Task — Count how many lines in this material contain "ANALIZAR". The answer is that number alone.
▼▼▼
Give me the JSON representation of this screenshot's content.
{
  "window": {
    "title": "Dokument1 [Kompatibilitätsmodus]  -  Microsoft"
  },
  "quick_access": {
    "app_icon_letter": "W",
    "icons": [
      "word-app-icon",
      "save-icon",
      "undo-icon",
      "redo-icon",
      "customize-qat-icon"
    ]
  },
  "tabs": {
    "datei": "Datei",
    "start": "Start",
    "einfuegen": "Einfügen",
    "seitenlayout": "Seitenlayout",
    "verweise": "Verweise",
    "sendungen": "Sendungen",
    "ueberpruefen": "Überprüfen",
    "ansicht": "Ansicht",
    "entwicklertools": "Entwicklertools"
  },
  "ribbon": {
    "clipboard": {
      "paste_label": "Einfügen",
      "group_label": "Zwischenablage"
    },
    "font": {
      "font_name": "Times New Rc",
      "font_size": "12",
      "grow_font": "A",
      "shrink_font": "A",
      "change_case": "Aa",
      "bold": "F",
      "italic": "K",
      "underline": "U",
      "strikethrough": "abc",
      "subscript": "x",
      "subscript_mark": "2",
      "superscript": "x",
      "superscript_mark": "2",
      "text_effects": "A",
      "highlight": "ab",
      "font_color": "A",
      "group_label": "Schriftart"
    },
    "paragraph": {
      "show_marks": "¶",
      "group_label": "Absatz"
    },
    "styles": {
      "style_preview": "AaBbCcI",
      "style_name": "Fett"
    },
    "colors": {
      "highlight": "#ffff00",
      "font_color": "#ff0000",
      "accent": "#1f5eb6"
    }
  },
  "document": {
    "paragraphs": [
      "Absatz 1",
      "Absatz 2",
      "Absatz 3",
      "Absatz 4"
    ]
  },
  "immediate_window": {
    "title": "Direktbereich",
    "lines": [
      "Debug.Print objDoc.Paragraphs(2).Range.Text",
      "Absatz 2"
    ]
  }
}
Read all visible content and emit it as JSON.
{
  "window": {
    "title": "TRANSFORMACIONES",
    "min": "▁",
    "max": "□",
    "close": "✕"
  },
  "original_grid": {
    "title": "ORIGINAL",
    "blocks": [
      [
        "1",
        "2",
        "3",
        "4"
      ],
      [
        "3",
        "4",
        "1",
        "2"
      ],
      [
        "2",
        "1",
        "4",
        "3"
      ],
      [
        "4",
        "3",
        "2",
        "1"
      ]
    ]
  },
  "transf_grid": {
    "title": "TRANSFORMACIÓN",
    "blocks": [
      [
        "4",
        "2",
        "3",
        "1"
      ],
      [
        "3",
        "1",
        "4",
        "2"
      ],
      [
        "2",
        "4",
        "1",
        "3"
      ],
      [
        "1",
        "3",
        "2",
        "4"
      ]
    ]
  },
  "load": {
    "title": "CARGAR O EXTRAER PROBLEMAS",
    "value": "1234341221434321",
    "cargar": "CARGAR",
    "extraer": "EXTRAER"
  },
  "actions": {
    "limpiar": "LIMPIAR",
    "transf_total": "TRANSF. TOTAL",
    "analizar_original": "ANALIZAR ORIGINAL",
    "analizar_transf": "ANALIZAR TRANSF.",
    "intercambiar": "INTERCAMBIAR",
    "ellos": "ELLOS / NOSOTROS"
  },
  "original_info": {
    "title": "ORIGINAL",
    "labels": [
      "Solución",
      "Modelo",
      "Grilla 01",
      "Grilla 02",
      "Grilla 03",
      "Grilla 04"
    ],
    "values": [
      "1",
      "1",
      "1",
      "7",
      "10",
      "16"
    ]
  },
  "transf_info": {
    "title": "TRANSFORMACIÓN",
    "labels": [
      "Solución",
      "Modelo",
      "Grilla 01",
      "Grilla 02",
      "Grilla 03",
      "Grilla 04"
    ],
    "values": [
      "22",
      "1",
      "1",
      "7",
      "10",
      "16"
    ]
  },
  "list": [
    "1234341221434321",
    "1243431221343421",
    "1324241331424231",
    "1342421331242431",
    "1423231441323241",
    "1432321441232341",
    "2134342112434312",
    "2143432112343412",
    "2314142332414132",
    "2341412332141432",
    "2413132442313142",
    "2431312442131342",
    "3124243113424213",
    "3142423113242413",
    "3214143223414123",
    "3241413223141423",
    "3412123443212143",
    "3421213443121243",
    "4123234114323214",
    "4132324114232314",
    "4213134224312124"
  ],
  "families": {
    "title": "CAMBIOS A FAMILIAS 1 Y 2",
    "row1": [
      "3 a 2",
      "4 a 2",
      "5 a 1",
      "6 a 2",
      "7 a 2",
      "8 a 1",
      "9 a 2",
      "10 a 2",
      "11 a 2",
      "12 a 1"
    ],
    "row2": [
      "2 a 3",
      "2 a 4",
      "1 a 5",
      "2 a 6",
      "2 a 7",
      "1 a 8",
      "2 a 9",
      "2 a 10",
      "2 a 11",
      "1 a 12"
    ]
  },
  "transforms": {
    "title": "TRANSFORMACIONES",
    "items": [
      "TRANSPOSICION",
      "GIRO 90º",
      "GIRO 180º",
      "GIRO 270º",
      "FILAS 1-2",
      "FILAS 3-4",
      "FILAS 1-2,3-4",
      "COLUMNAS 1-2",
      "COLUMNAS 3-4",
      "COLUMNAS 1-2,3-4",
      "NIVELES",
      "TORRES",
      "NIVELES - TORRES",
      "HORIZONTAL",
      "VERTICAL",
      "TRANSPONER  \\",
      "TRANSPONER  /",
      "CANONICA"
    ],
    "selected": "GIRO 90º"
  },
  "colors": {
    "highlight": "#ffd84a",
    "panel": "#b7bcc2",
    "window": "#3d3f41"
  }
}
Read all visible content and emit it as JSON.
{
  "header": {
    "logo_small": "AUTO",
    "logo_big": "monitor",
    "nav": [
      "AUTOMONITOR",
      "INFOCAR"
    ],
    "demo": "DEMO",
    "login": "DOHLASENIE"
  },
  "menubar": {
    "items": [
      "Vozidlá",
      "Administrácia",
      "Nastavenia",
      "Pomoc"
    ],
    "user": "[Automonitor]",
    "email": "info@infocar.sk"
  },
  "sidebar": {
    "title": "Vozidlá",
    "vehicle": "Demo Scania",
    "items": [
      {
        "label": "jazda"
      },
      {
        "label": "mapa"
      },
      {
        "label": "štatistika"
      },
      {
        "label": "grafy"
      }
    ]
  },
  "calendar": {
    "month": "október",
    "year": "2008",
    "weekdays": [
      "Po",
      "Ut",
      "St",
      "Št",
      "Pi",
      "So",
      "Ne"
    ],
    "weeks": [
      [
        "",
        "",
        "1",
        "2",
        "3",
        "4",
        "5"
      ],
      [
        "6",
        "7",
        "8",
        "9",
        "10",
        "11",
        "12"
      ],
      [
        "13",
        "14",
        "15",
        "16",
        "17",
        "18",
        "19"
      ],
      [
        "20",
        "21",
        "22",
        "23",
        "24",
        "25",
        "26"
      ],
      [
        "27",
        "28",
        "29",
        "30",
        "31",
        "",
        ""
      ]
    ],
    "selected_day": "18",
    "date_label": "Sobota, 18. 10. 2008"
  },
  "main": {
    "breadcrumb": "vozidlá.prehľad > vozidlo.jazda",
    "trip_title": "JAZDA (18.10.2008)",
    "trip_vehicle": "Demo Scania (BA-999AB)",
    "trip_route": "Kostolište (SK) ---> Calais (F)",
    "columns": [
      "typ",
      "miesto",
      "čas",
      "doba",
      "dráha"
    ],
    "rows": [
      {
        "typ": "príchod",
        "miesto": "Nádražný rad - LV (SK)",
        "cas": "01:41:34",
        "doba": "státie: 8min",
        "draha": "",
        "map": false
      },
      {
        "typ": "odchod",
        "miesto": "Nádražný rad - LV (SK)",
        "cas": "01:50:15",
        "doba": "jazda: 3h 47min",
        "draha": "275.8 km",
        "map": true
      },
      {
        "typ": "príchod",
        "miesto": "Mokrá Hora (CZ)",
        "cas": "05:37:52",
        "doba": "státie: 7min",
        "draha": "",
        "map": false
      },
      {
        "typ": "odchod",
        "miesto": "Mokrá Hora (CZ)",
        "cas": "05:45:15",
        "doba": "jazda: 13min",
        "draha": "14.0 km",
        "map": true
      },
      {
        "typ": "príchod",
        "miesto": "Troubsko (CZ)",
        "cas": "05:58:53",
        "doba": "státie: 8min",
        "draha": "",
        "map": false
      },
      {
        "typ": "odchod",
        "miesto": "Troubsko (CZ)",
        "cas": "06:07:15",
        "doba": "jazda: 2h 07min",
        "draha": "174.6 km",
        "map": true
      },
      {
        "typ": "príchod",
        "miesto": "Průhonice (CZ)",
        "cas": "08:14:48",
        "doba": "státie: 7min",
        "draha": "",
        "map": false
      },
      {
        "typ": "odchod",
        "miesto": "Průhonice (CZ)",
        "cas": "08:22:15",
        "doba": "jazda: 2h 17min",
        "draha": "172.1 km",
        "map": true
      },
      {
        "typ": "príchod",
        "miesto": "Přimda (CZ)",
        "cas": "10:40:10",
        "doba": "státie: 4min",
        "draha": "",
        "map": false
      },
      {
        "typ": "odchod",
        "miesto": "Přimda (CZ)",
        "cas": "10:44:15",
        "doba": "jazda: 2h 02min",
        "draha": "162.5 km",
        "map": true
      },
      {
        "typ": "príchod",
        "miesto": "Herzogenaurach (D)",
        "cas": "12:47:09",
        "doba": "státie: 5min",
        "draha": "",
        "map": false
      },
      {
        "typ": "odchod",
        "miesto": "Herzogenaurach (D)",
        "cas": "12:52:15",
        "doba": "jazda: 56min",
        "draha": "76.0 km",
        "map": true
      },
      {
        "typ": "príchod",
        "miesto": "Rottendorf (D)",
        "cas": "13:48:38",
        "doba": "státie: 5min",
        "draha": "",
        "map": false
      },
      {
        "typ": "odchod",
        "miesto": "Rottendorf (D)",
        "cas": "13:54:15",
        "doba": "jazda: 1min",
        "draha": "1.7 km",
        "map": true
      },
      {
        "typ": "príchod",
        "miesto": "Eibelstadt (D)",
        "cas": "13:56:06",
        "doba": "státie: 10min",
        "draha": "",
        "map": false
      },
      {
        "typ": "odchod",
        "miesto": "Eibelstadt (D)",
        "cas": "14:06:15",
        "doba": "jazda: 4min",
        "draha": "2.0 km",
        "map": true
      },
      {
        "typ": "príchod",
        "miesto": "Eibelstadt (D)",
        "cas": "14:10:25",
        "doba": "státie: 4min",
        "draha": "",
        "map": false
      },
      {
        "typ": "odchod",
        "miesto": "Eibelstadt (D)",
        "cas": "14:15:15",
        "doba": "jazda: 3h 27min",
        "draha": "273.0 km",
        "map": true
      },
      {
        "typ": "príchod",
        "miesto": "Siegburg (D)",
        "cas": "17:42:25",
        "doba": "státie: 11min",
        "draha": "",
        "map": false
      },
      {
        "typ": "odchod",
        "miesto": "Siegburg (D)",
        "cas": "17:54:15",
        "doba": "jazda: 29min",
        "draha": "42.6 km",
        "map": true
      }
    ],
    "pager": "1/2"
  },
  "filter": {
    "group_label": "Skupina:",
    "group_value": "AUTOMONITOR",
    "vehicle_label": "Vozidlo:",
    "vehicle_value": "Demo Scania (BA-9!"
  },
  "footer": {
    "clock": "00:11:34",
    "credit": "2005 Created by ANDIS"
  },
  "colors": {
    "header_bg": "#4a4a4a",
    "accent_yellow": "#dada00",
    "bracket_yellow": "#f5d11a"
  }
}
▲▲▲
Exercise output — 2